● **Given exercise**:
Locate the lines of the listing below that hold "Kinky", then copy each of them.

● **Input for this task**:
------
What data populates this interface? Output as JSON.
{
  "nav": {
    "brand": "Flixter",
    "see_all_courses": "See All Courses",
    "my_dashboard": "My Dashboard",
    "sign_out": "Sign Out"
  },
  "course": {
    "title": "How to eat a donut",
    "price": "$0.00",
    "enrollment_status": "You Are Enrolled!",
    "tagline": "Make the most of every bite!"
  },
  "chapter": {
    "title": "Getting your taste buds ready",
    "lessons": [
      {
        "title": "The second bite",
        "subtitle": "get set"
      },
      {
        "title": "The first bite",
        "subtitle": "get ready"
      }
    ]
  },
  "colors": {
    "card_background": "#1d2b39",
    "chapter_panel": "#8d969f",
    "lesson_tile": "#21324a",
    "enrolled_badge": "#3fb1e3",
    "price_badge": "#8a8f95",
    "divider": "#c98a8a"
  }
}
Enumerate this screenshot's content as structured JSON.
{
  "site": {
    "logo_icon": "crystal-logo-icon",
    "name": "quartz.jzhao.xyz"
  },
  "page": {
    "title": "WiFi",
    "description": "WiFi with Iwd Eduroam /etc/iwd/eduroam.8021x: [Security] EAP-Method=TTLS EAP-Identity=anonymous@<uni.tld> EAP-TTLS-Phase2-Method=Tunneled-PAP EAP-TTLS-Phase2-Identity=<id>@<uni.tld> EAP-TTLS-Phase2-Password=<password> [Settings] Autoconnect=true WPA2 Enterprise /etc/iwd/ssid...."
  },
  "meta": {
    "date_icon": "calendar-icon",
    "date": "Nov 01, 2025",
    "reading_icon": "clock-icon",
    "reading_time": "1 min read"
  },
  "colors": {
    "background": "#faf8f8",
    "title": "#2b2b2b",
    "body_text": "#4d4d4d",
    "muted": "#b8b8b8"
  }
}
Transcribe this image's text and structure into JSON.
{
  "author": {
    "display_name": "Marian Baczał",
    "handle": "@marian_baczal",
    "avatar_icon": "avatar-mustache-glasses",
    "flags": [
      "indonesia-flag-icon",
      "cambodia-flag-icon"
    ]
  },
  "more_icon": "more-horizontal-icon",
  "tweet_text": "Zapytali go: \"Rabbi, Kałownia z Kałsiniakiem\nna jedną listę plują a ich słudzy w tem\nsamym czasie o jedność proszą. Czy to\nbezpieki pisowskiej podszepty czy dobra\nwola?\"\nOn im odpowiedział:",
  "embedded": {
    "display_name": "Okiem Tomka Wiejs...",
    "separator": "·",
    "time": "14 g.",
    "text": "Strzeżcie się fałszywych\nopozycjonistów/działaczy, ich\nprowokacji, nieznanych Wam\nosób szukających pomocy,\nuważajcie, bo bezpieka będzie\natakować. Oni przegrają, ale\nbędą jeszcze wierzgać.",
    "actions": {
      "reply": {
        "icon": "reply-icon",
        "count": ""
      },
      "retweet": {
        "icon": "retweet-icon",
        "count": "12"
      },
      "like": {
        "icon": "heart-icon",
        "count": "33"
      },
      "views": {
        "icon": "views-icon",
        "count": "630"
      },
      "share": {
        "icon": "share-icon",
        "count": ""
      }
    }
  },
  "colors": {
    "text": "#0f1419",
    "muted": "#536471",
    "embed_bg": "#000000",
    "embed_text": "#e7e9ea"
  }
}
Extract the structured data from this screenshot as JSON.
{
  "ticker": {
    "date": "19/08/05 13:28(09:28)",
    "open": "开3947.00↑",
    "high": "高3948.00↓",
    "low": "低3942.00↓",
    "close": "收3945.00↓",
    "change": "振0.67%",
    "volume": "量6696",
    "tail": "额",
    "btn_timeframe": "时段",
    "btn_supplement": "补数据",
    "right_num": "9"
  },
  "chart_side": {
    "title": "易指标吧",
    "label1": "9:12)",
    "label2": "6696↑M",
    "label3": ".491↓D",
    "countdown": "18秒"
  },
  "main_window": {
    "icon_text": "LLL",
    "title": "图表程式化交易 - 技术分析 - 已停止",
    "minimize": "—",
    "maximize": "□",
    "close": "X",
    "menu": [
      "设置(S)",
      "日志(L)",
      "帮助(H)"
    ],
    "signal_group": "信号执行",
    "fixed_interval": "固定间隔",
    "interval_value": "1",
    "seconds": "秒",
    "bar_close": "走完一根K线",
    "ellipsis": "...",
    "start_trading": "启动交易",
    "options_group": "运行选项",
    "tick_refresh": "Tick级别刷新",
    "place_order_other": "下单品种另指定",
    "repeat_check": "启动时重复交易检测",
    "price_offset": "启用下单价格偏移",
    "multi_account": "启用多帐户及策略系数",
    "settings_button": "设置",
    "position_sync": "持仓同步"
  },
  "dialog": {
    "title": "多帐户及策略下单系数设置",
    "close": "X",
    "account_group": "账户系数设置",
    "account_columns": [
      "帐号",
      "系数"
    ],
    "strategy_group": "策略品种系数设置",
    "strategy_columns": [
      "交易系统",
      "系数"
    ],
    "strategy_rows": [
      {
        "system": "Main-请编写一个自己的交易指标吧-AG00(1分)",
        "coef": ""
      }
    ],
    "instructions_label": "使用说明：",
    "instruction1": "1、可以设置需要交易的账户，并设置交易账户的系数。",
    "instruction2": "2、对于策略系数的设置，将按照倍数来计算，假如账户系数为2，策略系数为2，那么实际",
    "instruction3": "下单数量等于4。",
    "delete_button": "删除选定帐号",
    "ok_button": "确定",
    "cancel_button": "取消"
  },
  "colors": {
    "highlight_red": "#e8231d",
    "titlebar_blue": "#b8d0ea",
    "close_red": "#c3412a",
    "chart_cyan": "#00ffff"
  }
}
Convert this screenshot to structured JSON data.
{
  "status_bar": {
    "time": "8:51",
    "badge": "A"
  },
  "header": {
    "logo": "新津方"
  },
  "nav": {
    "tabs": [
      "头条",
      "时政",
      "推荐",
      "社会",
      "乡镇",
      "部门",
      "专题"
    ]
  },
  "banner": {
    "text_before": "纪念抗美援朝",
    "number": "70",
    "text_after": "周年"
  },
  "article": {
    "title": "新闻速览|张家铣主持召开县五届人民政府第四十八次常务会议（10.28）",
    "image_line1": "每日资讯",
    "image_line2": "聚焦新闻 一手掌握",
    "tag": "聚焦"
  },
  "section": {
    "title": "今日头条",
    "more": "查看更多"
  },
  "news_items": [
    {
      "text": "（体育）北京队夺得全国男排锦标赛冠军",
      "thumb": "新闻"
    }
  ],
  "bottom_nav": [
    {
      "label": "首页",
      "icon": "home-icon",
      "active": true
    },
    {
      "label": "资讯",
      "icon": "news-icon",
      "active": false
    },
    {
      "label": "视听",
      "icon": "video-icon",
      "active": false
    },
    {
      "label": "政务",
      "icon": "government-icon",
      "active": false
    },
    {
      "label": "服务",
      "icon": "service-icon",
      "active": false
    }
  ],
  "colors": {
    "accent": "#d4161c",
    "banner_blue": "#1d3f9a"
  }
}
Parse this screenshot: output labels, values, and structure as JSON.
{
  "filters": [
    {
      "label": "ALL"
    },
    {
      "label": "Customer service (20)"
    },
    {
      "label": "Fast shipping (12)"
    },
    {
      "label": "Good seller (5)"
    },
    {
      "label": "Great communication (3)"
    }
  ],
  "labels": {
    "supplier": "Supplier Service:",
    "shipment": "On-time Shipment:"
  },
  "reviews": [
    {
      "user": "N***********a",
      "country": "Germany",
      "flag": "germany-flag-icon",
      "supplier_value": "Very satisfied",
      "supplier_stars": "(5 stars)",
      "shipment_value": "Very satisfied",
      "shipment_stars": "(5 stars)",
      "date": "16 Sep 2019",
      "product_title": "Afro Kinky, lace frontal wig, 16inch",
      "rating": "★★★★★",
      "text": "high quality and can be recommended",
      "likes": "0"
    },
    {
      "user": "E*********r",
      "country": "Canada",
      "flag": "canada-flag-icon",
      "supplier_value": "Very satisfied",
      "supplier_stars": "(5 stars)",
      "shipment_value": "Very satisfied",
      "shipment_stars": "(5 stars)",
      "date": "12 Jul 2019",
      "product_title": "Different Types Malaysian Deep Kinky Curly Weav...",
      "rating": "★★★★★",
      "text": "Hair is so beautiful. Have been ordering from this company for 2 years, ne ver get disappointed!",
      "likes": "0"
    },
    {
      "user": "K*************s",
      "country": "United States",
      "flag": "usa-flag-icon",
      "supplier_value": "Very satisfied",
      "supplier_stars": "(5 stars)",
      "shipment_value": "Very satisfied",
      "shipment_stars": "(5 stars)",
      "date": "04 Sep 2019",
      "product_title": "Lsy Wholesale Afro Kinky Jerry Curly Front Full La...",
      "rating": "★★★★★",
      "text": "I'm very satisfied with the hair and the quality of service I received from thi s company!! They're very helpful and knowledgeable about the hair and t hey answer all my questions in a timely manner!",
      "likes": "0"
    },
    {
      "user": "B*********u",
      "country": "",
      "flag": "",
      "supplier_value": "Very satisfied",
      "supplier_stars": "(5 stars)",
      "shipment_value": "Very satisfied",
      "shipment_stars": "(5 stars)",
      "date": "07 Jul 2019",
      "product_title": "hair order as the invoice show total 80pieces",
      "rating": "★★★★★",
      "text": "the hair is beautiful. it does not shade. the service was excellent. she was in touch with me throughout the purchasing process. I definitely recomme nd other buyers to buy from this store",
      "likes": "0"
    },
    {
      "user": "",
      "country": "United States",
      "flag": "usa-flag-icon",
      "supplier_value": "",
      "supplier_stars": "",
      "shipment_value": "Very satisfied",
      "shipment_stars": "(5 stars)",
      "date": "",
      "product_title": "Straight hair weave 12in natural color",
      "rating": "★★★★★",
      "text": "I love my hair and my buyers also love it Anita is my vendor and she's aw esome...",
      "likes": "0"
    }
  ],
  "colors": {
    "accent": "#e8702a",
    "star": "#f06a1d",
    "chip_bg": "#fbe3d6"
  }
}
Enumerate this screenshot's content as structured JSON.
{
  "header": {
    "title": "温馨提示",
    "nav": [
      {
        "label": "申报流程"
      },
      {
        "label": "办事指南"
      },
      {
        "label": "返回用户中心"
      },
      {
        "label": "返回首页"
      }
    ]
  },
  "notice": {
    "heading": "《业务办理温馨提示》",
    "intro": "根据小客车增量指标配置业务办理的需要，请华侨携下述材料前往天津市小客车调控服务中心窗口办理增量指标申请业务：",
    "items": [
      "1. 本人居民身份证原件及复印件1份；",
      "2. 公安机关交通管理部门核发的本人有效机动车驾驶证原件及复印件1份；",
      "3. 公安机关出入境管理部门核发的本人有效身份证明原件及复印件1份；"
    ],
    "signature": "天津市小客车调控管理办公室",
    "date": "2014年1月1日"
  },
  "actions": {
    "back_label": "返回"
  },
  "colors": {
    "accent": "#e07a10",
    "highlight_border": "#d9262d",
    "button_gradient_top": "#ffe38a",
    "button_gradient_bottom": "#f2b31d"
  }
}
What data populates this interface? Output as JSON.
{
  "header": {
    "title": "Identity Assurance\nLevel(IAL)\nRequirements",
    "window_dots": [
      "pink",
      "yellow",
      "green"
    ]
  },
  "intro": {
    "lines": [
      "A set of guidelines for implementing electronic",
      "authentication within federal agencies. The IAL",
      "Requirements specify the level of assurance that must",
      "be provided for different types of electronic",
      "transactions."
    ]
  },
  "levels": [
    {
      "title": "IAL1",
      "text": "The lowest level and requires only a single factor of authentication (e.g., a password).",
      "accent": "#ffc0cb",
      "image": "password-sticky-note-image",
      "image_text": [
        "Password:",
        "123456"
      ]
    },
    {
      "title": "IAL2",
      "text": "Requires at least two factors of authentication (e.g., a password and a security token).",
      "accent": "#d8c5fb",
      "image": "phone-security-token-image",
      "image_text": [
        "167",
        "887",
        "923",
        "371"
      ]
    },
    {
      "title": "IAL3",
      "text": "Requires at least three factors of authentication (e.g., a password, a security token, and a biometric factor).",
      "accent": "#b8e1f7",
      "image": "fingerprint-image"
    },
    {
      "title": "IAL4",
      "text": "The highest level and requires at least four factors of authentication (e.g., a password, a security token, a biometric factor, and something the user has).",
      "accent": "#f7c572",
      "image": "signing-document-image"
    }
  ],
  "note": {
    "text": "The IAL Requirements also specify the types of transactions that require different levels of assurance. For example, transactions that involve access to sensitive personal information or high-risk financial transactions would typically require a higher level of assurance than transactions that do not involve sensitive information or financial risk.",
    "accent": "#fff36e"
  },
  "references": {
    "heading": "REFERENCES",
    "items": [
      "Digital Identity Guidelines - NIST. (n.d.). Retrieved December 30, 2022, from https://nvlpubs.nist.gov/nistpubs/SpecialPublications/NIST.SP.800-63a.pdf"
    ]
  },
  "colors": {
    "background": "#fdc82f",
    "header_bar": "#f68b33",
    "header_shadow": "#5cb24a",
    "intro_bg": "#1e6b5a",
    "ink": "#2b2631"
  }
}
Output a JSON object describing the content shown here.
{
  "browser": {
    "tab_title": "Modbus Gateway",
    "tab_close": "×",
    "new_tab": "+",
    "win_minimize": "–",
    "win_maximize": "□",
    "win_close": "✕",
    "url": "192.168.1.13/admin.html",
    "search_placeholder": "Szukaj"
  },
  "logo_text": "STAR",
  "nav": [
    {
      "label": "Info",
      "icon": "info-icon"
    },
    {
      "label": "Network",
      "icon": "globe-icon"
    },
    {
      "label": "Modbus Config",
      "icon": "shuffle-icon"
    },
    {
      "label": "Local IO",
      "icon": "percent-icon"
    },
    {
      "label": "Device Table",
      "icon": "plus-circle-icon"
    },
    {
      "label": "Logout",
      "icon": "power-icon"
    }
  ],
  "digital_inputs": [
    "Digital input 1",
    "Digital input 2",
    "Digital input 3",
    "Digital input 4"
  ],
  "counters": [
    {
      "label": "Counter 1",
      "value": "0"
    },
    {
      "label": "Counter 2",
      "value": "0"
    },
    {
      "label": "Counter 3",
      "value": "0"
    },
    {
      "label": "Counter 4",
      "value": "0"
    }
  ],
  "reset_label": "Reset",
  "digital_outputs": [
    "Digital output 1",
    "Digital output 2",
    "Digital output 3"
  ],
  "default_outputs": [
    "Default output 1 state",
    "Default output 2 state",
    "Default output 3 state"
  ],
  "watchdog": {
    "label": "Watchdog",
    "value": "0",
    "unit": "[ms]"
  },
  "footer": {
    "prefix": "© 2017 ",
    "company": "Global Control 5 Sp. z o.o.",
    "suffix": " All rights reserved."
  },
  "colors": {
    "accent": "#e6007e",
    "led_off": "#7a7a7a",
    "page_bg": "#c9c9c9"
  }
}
------
● **Complete output**:
      "product_title": "Afro Kinky, lace frontal wig, 16inch",
      "product_title": "Different Types Malaysian Deep Kinky Curly Weav...",
      "product_title": "Lsy Wholesale Afro Kinky Jerry Curly Front Full La...",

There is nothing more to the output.